Given problem. Pick every line with "Düsseldorf" from the material below.

─── Available records ───

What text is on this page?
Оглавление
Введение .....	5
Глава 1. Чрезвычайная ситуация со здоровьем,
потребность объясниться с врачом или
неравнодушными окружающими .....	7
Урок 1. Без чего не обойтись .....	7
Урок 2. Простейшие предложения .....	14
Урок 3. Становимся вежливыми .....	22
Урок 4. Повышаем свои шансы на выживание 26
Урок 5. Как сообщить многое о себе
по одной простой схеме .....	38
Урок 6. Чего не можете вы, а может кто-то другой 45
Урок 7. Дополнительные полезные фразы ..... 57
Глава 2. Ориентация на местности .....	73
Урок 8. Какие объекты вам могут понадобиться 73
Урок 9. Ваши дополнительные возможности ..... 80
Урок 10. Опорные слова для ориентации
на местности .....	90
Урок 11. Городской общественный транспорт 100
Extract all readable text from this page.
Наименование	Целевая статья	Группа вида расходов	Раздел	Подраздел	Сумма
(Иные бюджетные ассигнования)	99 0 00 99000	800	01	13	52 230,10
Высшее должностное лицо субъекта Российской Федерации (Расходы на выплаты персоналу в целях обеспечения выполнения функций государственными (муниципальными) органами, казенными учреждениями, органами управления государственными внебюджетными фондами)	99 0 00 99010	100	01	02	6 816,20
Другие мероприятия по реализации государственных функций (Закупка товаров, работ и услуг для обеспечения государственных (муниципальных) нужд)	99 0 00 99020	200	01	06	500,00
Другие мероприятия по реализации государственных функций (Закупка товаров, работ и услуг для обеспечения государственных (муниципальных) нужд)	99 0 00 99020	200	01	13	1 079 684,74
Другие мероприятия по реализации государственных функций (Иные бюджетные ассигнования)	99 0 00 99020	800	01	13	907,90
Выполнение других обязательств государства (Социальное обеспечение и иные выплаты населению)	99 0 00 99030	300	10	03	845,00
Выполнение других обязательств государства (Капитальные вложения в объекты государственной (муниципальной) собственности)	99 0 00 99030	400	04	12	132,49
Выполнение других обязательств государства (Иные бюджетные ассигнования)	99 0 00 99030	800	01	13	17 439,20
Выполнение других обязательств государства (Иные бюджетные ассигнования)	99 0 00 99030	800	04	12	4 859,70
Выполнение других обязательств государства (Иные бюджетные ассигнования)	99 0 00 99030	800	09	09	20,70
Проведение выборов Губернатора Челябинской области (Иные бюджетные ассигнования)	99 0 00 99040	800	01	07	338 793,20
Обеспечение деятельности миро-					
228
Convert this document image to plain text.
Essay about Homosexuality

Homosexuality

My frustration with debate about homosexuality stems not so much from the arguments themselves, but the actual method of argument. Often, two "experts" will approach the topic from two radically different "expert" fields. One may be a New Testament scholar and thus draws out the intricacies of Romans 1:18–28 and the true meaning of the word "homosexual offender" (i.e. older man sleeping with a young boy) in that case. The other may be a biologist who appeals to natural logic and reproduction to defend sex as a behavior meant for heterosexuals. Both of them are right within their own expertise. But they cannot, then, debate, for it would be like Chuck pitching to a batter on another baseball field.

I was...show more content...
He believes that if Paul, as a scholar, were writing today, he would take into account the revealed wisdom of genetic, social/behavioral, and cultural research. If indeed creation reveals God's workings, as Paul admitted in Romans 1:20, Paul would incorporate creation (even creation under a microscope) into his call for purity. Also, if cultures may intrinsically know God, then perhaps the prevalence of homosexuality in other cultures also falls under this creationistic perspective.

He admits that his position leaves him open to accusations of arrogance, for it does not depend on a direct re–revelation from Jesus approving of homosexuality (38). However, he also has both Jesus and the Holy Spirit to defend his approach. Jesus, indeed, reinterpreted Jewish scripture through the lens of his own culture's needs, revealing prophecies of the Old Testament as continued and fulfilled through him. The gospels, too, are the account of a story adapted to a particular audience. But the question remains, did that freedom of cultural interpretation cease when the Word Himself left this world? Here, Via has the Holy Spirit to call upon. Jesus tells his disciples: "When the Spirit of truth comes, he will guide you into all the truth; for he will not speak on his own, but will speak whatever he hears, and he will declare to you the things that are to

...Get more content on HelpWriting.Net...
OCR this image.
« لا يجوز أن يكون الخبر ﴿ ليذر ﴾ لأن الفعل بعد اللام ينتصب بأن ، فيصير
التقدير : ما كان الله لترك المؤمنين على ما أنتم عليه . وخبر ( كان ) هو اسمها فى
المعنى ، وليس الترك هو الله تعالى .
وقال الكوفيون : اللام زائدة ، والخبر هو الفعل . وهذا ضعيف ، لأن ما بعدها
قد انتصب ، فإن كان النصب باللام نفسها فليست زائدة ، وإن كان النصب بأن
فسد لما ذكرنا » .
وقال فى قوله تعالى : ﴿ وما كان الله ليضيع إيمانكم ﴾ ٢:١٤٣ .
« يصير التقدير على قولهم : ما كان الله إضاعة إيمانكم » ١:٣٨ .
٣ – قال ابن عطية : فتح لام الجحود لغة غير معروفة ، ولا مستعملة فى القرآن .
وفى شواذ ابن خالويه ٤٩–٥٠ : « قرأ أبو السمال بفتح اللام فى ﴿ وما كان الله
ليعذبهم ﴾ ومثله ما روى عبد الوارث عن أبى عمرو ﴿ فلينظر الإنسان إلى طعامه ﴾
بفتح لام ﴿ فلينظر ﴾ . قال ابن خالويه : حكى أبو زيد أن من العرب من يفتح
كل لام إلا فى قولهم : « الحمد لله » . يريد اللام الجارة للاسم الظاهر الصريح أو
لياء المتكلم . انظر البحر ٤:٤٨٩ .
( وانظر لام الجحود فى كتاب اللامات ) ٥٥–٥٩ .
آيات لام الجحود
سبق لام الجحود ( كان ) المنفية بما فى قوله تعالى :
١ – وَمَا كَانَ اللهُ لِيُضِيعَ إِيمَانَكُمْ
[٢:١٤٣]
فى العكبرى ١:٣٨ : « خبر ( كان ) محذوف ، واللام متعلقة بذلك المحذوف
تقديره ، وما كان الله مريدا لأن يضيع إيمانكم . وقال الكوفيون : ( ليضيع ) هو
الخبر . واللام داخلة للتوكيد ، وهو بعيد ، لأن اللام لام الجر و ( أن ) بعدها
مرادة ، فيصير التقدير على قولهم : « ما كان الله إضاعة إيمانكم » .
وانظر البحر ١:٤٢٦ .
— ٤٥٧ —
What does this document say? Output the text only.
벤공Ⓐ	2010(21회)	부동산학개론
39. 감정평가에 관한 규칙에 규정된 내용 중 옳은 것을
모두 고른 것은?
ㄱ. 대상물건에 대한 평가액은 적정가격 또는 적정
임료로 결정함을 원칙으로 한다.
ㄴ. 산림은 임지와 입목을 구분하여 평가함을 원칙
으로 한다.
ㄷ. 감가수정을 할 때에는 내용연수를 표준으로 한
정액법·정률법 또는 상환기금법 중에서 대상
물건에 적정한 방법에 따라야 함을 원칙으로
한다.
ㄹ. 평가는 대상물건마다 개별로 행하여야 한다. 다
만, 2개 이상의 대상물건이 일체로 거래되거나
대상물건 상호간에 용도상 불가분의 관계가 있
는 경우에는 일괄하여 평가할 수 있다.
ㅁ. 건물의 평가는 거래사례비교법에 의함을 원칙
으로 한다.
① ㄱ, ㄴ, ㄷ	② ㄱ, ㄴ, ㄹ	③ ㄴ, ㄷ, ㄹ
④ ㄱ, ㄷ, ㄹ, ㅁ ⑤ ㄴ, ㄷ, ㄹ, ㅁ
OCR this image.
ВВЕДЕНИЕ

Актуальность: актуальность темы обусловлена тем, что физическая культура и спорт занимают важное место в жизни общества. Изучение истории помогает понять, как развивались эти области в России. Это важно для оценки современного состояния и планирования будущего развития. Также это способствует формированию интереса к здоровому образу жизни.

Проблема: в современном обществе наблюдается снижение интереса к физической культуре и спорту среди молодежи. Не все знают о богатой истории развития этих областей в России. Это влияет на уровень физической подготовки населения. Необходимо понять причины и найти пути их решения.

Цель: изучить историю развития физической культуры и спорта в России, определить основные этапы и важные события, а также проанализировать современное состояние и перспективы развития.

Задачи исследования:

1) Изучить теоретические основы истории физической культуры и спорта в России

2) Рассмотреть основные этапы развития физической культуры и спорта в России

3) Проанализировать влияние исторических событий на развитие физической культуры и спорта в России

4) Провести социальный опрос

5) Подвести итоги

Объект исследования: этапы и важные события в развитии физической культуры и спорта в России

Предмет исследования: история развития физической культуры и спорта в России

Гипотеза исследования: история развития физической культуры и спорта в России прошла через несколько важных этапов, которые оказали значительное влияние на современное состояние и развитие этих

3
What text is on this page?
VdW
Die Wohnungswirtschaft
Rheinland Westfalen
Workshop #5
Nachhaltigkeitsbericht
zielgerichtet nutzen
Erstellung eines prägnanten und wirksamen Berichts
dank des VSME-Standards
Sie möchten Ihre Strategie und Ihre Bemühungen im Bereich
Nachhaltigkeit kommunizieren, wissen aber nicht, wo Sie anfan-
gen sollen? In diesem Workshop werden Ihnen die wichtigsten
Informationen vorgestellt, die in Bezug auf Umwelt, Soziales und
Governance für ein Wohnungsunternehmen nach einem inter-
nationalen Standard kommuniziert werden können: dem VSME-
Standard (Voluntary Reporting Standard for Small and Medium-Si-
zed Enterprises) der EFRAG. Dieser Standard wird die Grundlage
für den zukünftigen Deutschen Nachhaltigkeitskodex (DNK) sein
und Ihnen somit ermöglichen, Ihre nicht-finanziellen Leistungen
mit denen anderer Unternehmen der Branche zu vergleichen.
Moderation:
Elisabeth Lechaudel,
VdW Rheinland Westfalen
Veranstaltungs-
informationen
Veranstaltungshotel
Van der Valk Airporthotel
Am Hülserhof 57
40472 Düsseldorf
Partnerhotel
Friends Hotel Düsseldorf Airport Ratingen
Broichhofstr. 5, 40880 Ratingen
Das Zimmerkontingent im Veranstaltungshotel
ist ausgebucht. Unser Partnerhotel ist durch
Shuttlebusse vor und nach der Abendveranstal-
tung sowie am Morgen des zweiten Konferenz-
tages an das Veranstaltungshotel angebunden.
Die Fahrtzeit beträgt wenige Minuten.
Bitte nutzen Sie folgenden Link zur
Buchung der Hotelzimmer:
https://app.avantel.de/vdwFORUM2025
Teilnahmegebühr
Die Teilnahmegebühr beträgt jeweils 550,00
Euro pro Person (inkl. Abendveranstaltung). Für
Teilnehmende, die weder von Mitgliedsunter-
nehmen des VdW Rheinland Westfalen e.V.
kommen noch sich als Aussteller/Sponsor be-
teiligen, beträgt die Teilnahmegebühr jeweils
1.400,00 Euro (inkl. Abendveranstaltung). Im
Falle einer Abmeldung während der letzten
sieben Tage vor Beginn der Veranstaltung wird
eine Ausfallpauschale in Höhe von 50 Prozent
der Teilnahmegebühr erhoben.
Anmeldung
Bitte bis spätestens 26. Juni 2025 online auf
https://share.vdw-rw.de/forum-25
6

───

Problem solution.
40472 Düsseldorf
Friends Hotel Düsseldorf Airport Ratingen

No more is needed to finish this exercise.